◆ THE REQUEST
Return the lines below that carry the word "Ridge".
++++ EXTRACTED INFORMATION
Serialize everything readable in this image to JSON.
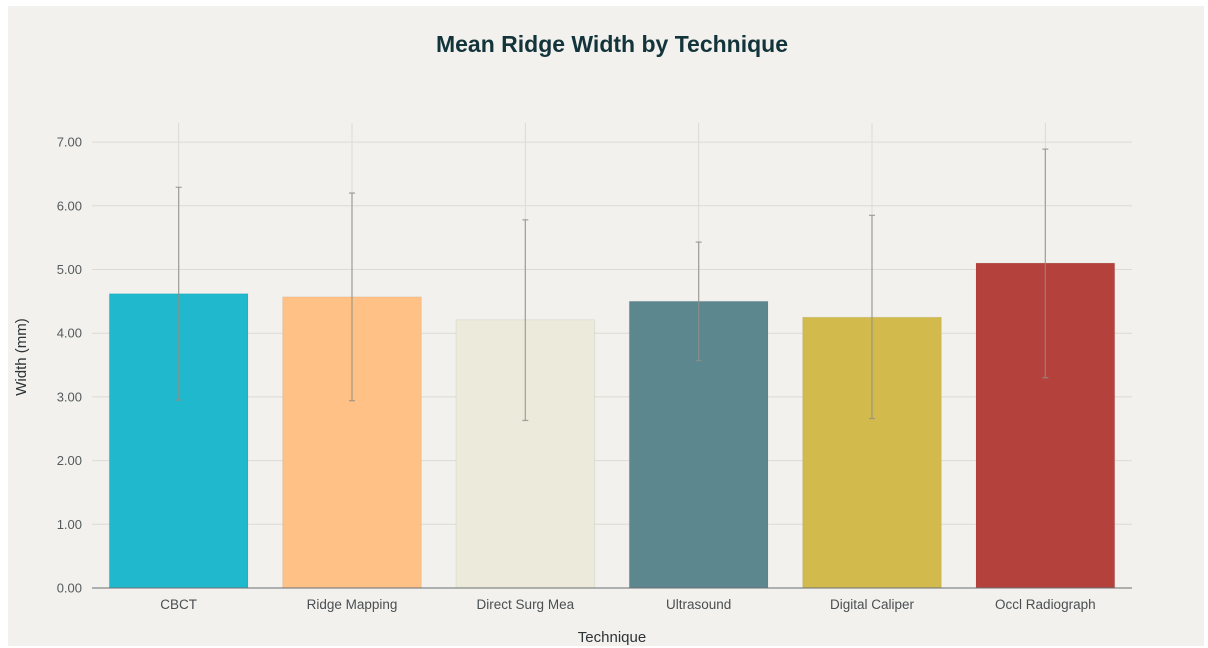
{
  "chart_data": {
    "type": "bar",
    "title": "Mean Ridge Width by Technique",
    "xlabel": "Technique",
    "ylabel": "Width (mm)",
    "categories": [
      "CBCT",
      "Ridge Mapping",
      "Direct Surg Mea",
      "Ultrasound",
      "Digital Caliper",
      "Occl Radiograph"
    ],
    "values": [
      4.62,
      4.57,
      4.21,
      4.5,
      4.25,
      5.1
    ],
    "error_low": [
      2.95,
      2.94,
      2.63,
      3.57,
      2.66,
      3.3
    ],
    "error_high": [
      6.29,
      6.2,
      5.78,
      5.43,
      5.85,
      6.89
    ],
    "colors": [
      "#1fb8cd",
      "#ffc185",
      "#eceada",
      "#5d878f",
      "#d2ba4c",
      "#b4413c"
    ],
    "ylim": [
      0,
      7.3
    ],
    "yticks": [
      0,
      1,
      2,
      3,
      4,
      5,
      6,
      7
    ],
    "ytick_labels": [
      "0.00",
      "1.00",
      "2.00",
      "3.00",
      "4.00",
      "5.00",
      "6.00",
      "7.00"
    ],
    "grid": true,
    "legend": "none"
  }
}
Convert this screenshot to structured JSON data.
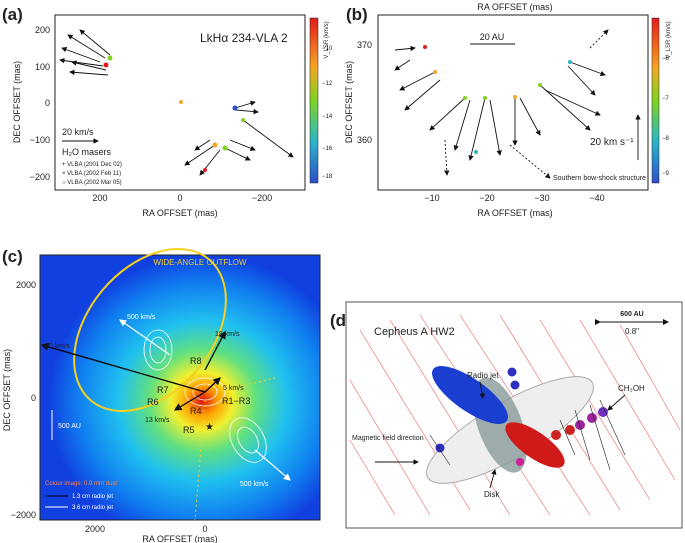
{
  "panels": [
    {
      "label": "(a)",
      "title": "LkHα 234-VLA 2",
      "y_axis_label": "DEC OFFSET (mas)",
      "x_axis_label": "RA OFFSET (mas)",
      "y_ticks": [
        "200",
        "100",
        "0",
        "−100",
        "−200"
      ],
      "x_ticks": [
        "200",
        "0",
        "−200"
      ],
      "colorbar_label": "V_LSR (km/s)",
      "colorbar_ticks": [
        "−10",
        "−12",
        "−14",
        "−16",
        "−18"
      ],
      "scale_label": "20 km/s",
      "species": "H₂O masers",
      "legend": [
        "+ VLBA (2001 Dec 02)",
        "× VLBA (2002 Feb 11)",
        "○ VLBA (2002 Mar 05)"
      ]
    },
    {
      "label": "(b)",
      "top_axis_label": "RA OFFSET (mas)",
      "y_axis_label": "DEC OFFSET (mas)",
      "x_axis_label": "RA OFFSET (mas)",
      "y_ticks": [
        "370",
        "360"
      ],
      "x_ticks": [
        "−10",
        "−20",
        "−30",
        "−40"
      ],
      "colorbar_label": "V_LSR (km/s)",
      "colorbar_ticks": [
        "−6",
        "−7",
        "−8",
        "−9"
      ],
      "length_scale": "20 AU",
      "velocity_scale": "20 km s⁻¹",
      "annotation": "Southern bow-shock structure"
    },
    {
      "label": "(c)",
      "y_axis_label": "DEC OFFSET (mas)",
      "x_axis_label": "RA OFFSET (mas)",
      "y_ticks": [
        "2000",
        "0",
        "−2000"
      ],
      "x_ticks": [
        "2000",
        "0"
      ],
      "outflow_label": "WIDE-ANGLE OUTFLOW",
      "annotations": [
        "500 km/s",
        "18 km/s",
        "70 km/s",
        "R8",
        "R7",
        "R6",
        "R4",
        "R1−R3",
        "R5",
        "5 km/s",
        "13 km/s",
        "500 AU",
        "500 km/s"
      ],
      "legend": [
        "Colour image: 0.9 mm dust",
        "1.3 cm radio jet",
        "3.6 cm radio jet"
      ]
    },
    {
      "label": "(d)",
      "title": "Cepheus A HW2",
      "length_scale": "600 AU",
      "angle_scale": "0.8\"",
      "annotations": [
        "Radio jet",
        "CH₃OH",
        "Magnetic field direction",
        "Disk"
      ]
    }
  ]
}
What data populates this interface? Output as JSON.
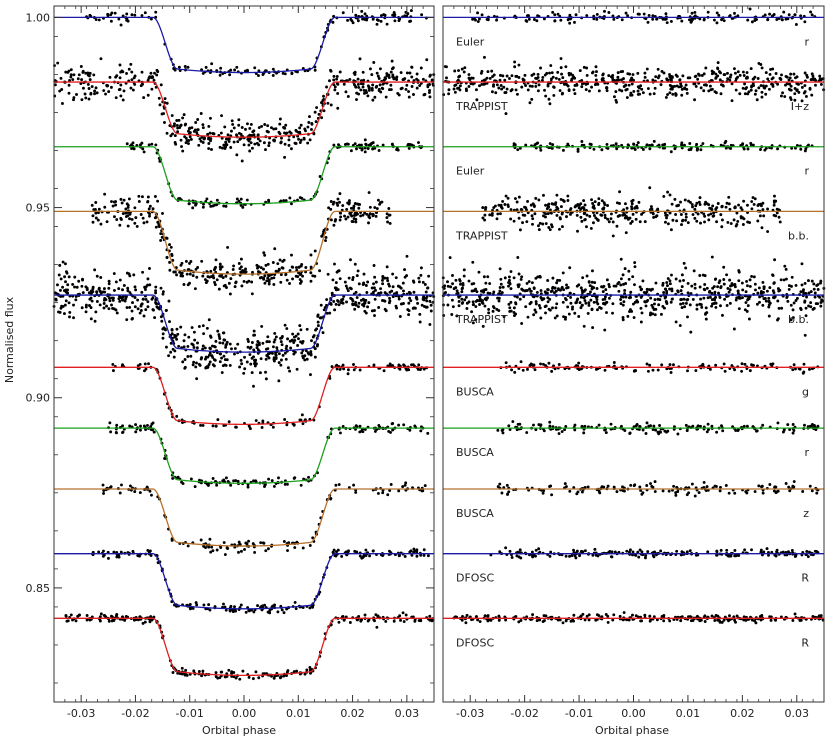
++++++++
◆ RESULT OF THE TASK
    "title": "Mean Ridge Width by Technique",
      "Ridge Mapping",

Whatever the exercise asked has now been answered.